━━━━━ Listed records

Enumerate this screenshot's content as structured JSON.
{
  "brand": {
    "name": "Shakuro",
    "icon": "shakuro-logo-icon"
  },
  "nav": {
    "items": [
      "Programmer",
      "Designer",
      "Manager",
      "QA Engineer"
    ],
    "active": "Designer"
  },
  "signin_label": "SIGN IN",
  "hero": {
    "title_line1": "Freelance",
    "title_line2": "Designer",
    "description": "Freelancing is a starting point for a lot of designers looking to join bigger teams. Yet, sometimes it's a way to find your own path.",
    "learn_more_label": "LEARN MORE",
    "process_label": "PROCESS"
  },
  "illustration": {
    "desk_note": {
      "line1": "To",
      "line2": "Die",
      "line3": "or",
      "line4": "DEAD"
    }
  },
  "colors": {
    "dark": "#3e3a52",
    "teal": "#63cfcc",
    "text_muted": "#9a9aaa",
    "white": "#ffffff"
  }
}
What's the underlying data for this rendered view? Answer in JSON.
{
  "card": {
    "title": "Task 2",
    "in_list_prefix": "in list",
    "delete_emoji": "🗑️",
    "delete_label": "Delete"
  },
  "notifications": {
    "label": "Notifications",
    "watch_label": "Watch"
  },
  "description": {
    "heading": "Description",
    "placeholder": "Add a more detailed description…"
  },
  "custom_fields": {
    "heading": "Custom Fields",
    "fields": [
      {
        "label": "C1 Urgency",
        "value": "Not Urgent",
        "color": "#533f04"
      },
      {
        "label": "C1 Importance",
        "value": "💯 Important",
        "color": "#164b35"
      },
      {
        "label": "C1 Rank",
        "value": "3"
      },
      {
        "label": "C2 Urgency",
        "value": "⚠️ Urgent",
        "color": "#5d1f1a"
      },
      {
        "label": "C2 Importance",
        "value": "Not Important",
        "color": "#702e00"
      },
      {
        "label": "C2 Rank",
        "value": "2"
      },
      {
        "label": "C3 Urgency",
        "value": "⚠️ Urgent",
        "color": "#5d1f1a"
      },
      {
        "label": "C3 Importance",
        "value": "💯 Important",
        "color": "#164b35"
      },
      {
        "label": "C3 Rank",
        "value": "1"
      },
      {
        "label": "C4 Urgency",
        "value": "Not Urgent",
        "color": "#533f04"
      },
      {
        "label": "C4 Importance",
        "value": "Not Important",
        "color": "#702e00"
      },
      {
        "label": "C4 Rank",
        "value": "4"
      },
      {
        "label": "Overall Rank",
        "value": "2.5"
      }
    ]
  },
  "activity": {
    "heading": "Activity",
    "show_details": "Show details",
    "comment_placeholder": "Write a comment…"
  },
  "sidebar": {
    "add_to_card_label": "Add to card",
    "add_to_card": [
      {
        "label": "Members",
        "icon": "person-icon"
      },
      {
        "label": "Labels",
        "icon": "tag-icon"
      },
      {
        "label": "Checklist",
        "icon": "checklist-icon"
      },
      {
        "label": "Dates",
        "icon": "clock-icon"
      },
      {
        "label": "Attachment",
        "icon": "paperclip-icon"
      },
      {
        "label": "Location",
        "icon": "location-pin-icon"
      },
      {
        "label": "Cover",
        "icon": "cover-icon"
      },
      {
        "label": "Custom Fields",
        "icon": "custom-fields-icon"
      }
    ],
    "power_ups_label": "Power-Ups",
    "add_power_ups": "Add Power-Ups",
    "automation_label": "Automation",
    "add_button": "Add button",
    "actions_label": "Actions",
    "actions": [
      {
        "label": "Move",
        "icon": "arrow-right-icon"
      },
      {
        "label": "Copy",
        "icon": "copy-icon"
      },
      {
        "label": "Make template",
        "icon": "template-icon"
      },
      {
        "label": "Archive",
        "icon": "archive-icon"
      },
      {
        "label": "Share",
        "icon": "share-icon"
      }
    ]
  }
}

━━━━━━━━━━

:: Task goal ::
Return every line exactly.

:: Output for this exercise ::
Enumerate this screenshot's content as structured JSON.
{
  "brand": {
    "name": "Shakuro",
    "icon": "shakuro-logo-icon"
  },
  "nav": {
    "items": [
      "Programmer",
      "Designer",
      "Manager",
      "QA Engineer"
    ],
    "active": "Designer"
  },
  "signin_label": "SIGN IN",
  "hero": {
    "title_line1": "Freelance",
    "title_line2": "Designer",
    "description": "Freelancing is a starting point for a lot of designers looking to join bigger teams. Yet, sometimes it's a way to find your own path.",
    "learn_more_label": "LEARN MORE",
    "process_label": "PROCESS"
  },
  "illustration": {
    "desk_note": {
      "line1": "To",
      "line2": "Die",
      "line3": "or",
      "line4": "DEAD"
    }
  },
  "colors": {
    "dark": "#3e3a52",
    "teal": "#63cfcc",
    "text_muted": "#9a9aaa",
    "white": "#ffffff"
  }
}
What's the underlying data for this rendered view? Answer in JSON.
{
  "card": {
    "title": "Task 2",
    "in_list_prefix": "in list",
    "delete_emoji": "🗑️",
    "delete_label": "Delete"
  },
  "notifications": {
    "label": "Notifications",
    "watch_label": "Watch"
  },
  "description": {
    "heading": "Description",
    "placeholder": "Add a more detailed description…"
  },
  "custom_fields": {
    "heading": "Custom Fields",
    "fields": [
      {
        "label": "C1 Urgency",
        "value": "Not Urgent",
        "color": "#533f04"
      },
      {
        "label": "C1 Importance",
        "value": "💯 Important",
        "color": "#164b35"
      },
      {
        "label": "C1 Rank",
        "value": "3"
      },
      {
        "label": "C2 Urgency",
        "value": "⚠️ Urgent",
        "color": "#5d1f1a"
      },
      {
        "label": "C2 Importance",
        "value": "Not Important",
        "color": "#702e00"
      },
      {
        "label": "C2 Rank",
        "value": "2"
      },
      {
        "label": "C3 Urgency",
        "value": "⚠️ Urgent",
        "color": "#5d1f1a"
      },
      {
        "label": "C3 Importance",
        "value": "💯 Important",
        "color": "#164b35"
      },
      {
        "label": "C3 Rank",
        "value": "1"
      },
      {
        "label": "C4 Urgency",
        "value": "Not Urgent",
        "color": "#533f04"
      },
      {
        "label": "C4 Importance",
        "value": "Not Important",
        "color": "#702e00"
      },
      {
        "label": "C4 Rank",
        "value": "4"
      },
      {
        "label": "Overall Rank",
        "value": "2.5"
      }
    ]
  },
  "activity": {
    "heading": "Activity",
    "show_details": "Show details",
    "comment_placeholder": "Write a comment…"
  },
  "sidebar": {
    "add_to_card_label": "Add to card",
    "add_to_card": [
      {
        "label": "Members",
        "icon": "person-icon"
      },
      {
        "label": "Labels",
        "icon": "tag-icon"
      },
      {
        "label": "Checklist",
        "icon": "checklist-icon"
      },
      {
        "label": "Dates",
        "icon": "clock-icon"
      },
      {
        "label": "Attachment",
        "icon": "paperclip-icon"
      },
      {
        "label": "Location",
        "icon": "location-pin-icon"
      },
      {
        "label": "Cover",
        "icon": "cover-icon"
      },
      {
        "label": "Custom Fields",
        "icon": "custom-fields-icon"
      }
    ],
    "power_ups_label": "Power-Ups",
    "add_power_ups": "Add Power-Ups",
    "automation_label": "Automation",
    "add_button": "Add button",
    "actions_label": "Actions",
    "actions": [
      {
        "label": "Move",
        "icon": "arrow-right-icon"
      },
      {
        "label": "Copy",
        "icon": "copy-icon"
      },
      {
        "label": "Make template",
        "icon": "template-icon"
      },
      {
        "label": "Archive",
        "icon": "archive-icon"
      },
      {
        "label": "Share",
        "icon": "share-icon"
      }
    ]
  }
}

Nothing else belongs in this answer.